* [Information shown]

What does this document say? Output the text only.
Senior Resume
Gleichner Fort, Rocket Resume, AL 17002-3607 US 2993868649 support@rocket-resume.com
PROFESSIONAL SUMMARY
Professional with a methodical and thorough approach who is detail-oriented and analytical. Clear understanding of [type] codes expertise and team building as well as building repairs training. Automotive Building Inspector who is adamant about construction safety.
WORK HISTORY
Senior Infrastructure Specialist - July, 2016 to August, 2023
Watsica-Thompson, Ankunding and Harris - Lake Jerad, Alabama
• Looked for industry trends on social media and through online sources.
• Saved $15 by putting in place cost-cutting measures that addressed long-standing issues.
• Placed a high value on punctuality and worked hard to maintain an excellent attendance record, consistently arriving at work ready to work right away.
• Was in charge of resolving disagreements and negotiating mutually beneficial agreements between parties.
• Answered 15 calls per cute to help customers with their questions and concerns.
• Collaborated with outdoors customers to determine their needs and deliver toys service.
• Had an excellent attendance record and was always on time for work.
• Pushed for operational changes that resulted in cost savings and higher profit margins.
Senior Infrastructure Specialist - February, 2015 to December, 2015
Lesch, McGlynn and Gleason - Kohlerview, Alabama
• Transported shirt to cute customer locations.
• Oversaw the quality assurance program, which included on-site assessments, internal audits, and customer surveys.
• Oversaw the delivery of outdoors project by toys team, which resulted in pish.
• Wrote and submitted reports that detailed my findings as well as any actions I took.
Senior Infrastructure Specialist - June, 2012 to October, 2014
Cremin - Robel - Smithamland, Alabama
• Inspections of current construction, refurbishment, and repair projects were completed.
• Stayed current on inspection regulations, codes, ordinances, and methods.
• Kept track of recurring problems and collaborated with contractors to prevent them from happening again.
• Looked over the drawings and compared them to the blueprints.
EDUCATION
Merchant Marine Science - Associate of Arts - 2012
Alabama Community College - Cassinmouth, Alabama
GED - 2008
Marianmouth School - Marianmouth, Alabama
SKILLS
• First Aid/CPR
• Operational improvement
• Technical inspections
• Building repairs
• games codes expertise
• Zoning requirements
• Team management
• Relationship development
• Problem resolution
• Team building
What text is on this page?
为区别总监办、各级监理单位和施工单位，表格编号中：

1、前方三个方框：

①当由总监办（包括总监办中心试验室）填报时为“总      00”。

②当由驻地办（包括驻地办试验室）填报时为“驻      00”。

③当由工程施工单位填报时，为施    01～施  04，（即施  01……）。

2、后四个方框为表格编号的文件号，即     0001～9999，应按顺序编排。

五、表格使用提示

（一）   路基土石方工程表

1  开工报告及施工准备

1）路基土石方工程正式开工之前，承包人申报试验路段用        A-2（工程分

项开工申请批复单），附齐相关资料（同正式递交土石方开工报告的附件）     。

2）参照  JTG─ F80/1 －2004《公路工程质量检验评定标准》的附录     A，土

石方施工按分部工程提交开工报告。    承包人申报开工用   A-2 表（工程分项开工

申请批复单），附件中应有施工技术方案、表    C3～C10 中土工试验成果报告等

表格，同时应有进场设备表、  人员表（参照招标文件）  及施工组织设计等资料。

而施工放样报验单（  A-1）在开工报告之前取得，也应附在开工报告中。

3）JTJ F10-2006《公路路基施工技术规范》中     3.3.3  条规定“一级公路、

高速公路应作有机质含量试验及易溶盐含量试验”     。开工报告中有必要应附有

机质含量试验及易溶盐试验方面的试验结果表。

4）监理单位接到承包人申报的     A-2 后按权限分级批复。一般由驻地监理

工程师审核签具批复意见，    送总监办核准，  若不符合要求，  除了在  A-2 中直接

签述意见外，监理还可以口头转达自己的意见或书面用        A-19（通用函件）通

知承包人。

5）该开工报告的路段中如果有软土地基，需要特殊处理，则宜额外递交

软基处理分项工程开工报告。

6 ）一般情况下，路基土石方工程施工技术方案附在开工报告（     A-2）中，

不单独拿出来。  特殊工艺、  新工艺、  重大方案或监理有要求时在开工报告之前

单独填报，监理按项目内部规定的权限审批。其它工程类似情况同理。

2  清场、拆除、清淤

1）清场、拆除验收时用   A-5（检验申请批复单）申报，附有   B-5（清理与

* [What you will do] Would you give the material above again, complete and exact?

* [In response]
What does this document say? Output the text only.
Senior Resume
Gleichner Fort, Rocket Resume, AL 17002-3607 US 2993868649 support@rocket-resume.com
PROFESSIONAL SUMMARY
Professional with a methodical and thorough approach who is detail-oriented and analytical. Clear understanding of [type] codes expertise and team building as well as building repairs training. Automotive Building Inspector who is adamant about construction safety.
WORK HISTORY
Senior Infrastructure Specialist - July, 2016 to August, 2023
Watsica-Thompson, Ankunding and Harris - Lake Jerad, Alabama
• Looked for industry trends on social media and through online sources.
• Saved $15 by putting in place cost-cutting measures that addressed long-standing issues.
• Placed a high value on punctuality and worked hard to maintain an excellent attendance record, consistently arriving at work ready to work right away.
• Was in charge of resolving disagreements and negotiating mutually beneficial agreements between parties.
• Answered 15 calls per cute to help customers with their questions and concerns.
• Collaborated with outdoors customers to determine their needs and deliver toys service.
• Had an excellent attendance record and was always on time for work.
• Pushed for operational changes that resulted in cost savings and higher profit margins.
Senior Infrastructure Specialist - February, 2015 to December, 2015
Lesch, McGlynn and Gleason - Kohlerview, Alabama
• Transported shirt to cute customer locations.
• Oversaw the quality assurance program, which included on-site assessments, internal audits, and customer surveys.
• Oversaw the delivery of outdoors project by toys team, which resulted in pish.
• Wrote and submitted reports that detailed my findings as well as any actions I took.
Senior Infrastructure Specialist - June, 2012 to October, 2014
Cremin - Robel - Smithamland, Alabama
• Inspections of current construction, refurbishment, and repair projects were completed.
• Stayed current on inspection regulations, codes, ordinances, and methods.
• Kept track of recurring problems and collaborated with contractors to prevent them from happening again.
• Looked over the drawings and compared them to the blueprints.
EDUCATION
Merchant Marine Science - Associate of Arts - 2012
Alabama Community College - Cassinmouth, Alabama
GED - 2008
Marianmouth School - Marianmouth, Alabama
SKILLS
• First Aid/CPR
• Operational improvement
• Technical inspections
• Building repairs
• games codes expertise
• Zoning requirements
• Team management
• Relationship development
• Problem resolution
• Team building
What text is on this page?
为区别总监办、各级监理单位和施工单位，表格编号中：

1、前方三个方框：

①当由总监办（包括总监办中心试验室）填报时为“总      00”。

②当由驻地办（包括驻地办试验室）填报时为“驻      00”。

③当由工程施工单位填报时，为施    01～施  04，（即施  01……）。

2、后四个方框为表格编号的文件号，即     0001～9999，应按顺序编排。

五、表格使用提示

（一）   路基土石方工程表

1  开工报告及施工准备

1）路基土石方工程正式开工之前，承包人申报试验路段用        A-2（工程分

项开工申请批复单），附齐相关资料（同正式递交土石方开工报告的附件）     。

2）参照  JTG─ F80/1 －2004《公路工程质量检验评定标准》的附录     A，土

石方施工按分部工程提交开工报告。    承包人申报开工用   A-2 表（工程分项开工

申请批复单），附件中应有施工技术方案、表    C3～C10 中土工试验成果报告等

表格，同时应有进场设备表、  人员表（参照招标文件）  及施工组织设计等资料。

而施工放样报验单（  A-1）在开工报告之前取得，也应附在开工报告中。

3）JTJ F10-2006《公路路基施工技术规范》中     3.3.3  条规定“一级公路、

高速公路应作有机质含量试验及易溶盐含量试验”     。开工报告中有必要应附有

机质含量试验及易溶盐试验方面的试验结果表。

4）监理单位接到承包人申报的     A-2 后按权限分级批复。一般由驻地监理

工程师审核签具批复意见，    送总监办核准，  若不符合要求，  除了在  A-2 中直接

签述意见外，监理还可以口头转达自己的意见或书面用        A-19（通用函件）通

知承包人。

5）该开工报告的路段中如果有软土地基，需要特殊处理，则宜额外递交

软基处理分项工程开工报告。

6 ）一般情况下，路基土石方工程施工技术方案附在开工报告（     A-2）中，

不单独拿出来。  特殊工艺、  新工艺、  重大方案或监理有要求时在开工报告之前

单独填报，监理按项目内部规定的权限审批。其它工程类似情况同理。

2  清场、拆除、清淤

1）清场、拆除验收时用   A-5（检验申请批复单）申报，附有   B-5（清理与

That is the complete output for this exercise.